══ Extracted records ══

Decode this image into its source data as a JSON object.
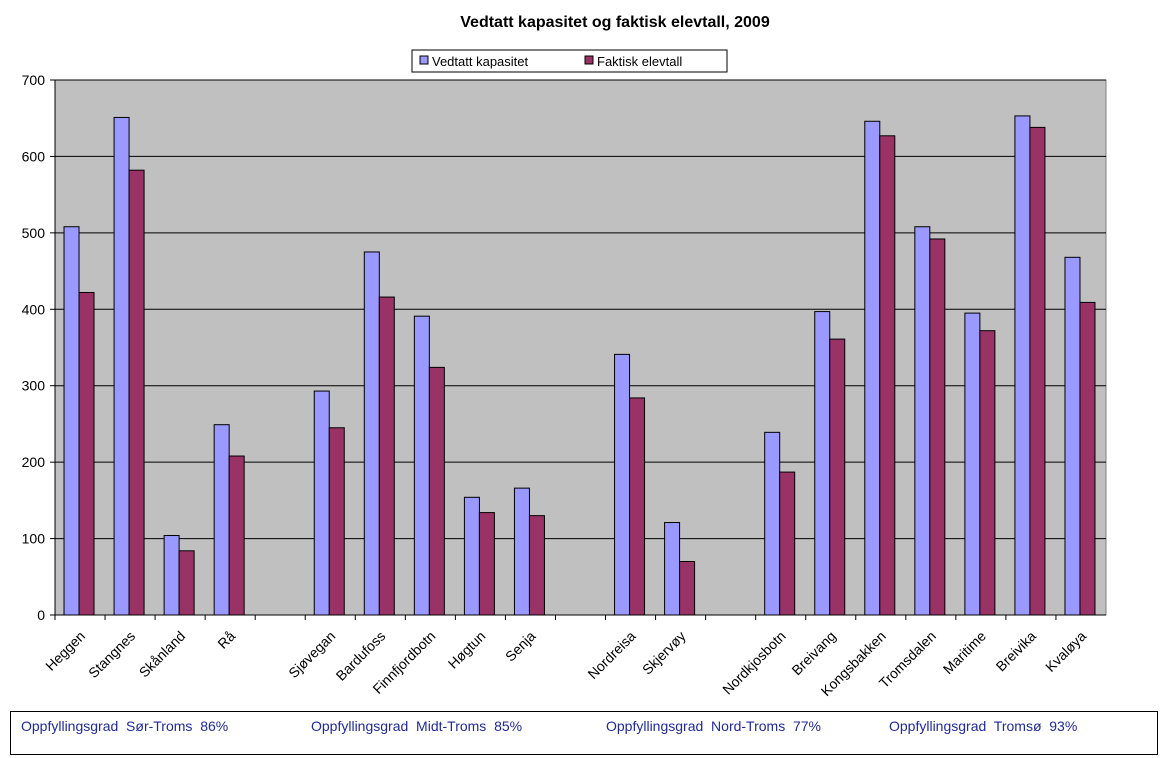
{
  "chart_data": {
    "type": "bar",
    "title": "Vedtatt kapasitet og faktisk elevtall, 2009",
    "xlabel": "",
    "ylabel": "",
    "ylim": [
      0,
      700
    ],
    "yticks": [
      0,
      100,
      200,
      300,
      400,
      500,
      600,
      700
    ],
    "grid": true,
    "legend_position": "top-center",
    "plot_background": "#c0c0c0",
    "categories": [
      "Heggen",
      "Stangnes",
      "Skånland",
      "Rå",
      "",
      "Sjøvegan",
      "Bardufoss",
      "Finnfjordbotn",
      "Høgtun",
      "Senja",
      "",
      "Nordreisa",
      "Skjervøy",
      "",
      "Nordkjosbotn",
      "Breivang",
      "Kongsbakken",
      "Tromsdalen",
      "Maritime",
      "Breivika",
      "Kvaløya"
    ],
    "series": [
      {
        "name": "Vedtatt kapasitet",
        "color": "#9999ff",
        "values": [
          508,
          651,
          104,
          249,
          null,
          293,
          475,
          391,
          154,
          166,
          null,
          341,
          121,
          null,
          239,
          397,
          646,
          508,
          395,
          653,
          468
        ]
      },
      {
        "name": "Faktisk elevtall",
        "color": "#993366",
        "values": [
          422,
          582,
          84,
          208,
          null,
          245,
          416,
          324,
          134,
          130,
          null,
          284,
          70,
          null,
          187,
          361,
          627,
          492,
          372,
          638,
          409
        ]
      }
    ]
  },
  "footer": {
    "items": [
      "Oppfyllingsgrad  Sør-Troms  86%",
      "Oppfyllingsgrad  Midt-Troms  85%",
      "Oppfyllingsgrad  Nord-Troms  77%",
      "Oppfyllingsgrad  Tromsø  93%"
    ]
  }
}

═══
══ Extracted records ══

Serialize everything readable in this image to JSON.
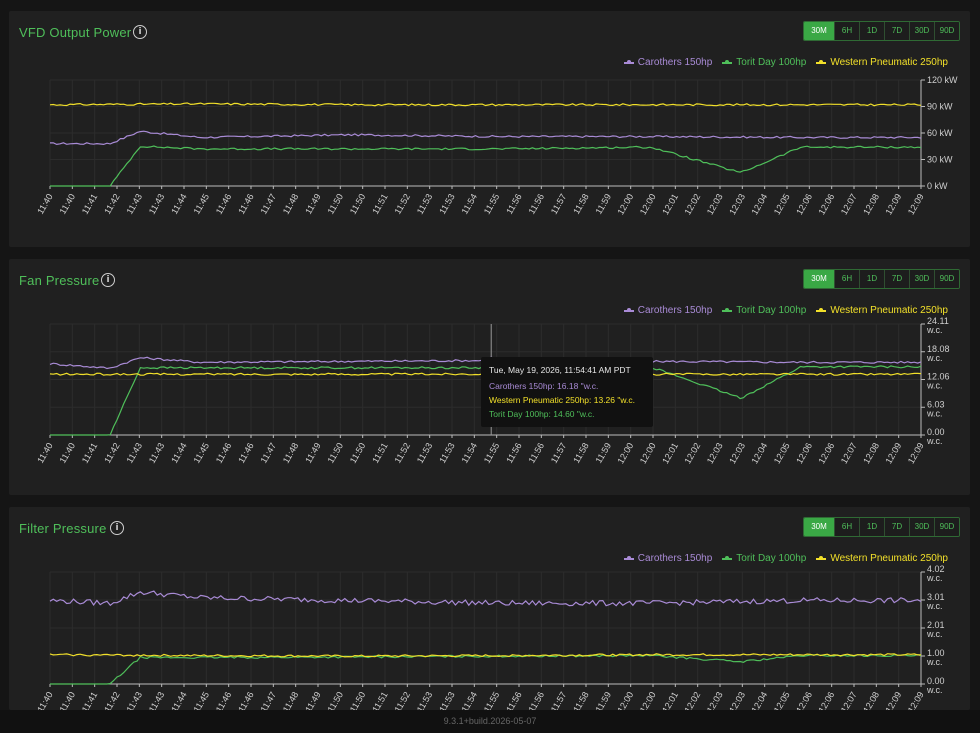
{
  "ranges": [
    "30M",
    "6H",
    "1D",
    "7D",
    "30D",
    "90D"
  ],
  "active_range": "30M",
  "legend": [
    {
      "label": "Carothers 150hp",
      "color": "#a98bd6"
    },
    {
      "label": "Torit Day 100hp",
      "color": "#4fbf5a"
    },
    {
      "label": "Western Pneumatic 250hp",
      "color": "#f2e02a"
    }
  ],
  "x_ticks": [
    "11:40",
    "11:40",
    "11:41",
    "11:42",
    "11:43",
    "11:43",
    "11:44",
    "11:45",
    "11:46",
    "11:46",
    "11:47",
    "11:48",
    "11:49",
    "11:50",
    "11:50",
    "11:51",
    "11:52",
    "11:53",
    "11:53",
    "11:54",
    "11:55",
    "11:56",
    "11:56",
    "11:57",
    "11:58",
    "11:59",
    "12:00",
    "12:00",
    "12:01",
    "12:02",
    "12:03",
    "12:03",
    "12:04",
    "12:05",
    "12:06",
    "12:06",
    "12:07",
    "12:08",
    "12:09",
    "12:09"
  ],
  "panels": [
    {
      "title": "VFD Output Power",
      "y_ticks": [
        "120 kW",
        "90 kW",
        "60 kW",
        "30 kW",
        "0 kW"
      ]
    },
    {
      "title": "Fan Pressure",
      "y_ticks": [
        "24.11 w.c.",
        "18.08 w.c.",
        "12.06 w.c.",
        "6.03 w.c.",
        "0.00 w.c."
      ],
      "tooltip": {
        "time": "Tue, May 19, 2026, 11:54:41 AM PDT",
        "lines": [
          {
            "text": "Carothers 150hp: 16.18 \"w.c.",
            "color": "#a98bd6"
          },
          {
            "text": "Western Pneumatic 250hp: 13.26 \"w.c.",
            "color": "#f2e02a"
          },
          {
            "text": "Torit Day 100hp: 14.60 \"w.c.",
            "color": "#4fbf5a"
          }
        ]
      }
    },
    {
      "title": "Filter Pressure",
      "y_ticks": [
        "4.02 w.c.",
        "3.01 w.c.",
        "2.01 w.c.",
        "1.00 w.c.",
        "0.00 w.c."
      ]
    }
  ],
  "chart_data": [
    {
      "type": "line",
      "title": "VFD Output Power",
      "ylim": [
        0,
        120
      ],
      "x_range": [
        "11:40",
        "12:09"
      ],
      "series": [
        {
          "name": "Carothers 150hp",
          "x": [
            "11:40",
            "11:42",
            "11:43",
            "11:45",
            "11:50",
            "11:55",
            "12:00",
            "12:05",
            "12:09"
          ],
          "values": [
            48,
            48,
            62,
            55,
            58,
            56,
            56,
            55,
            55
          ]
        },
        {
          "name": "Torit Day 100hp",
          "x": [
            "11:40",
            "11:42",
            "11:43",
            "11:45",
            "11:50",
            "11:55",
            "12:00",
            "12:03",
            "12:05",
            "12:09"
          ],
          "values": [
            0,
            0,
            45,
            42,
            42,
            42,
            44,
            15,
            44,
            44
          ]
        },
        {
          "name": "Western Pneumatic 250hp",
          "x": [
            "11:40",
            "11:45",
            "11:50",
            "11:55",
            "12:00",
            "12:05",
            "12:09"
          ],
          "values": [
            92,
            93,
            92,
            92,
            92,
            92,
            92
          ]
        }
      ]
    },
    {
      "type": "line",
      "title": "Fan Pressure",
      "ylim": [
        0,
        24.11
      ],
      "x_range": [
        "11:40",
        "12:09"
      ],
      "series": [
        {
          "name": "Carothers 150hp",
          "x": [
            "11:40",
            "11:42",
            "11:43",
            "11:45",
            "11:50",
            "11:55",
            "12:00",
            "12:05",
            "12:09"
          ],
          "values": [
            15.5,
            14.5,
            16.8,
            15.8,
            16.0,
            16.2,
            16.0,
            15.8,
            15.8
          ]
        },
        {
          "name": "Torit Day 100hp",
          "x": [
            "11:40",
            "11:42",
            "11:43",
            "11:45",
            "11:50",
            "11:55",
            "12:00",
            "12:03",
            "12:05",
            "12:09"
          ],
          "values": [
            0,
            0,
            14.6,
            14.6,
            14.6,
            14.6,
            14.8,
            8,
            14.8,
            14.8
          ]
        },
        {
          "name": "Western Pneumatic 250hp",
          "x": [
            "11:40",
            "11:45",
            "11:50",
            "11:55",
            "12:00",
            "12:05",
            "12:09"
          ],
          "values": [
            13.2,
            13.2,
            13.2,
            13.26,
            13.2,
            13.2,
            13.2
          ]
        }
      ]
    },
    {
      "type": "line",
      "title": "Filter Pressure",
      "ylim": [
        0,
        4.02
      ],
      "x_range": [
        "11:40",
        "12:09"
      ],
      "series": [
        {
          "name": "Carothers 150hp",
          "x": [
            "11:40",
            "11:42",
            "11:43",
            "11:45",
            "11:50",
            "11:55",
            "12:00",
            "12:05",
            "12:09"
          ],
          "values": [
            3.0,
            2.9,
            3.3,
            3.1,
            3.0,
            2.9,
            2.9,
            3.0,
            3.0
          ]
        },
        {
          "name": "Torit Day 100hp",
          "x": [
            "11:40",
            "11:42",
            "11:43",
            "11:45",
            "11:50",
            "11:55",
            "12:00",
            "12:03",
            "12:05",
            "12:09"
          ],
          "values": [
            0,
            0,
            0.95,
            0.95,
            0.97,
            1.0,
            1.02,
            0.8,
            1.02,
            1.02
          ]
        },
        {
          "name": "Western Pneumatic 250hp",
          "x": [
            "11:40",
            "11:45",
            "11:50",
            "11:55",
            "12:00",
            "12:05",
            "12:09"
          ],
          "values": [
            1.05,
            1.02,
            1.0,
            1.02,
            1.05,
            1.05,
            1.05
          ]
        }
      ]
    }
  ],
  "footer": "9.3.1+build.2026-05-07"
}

═══

**What to do**.
Look through the entries above; copy each line where the string "text" appears.

**Solution for this problem**.
            "text": "Carothers 150hp: 16.18 \"w.c.",
            "text": "Western Pneumatic 250hp: 13.26 \"w.c.",
            "text": "Torit Day 100hp: 14.60 \"w.c.",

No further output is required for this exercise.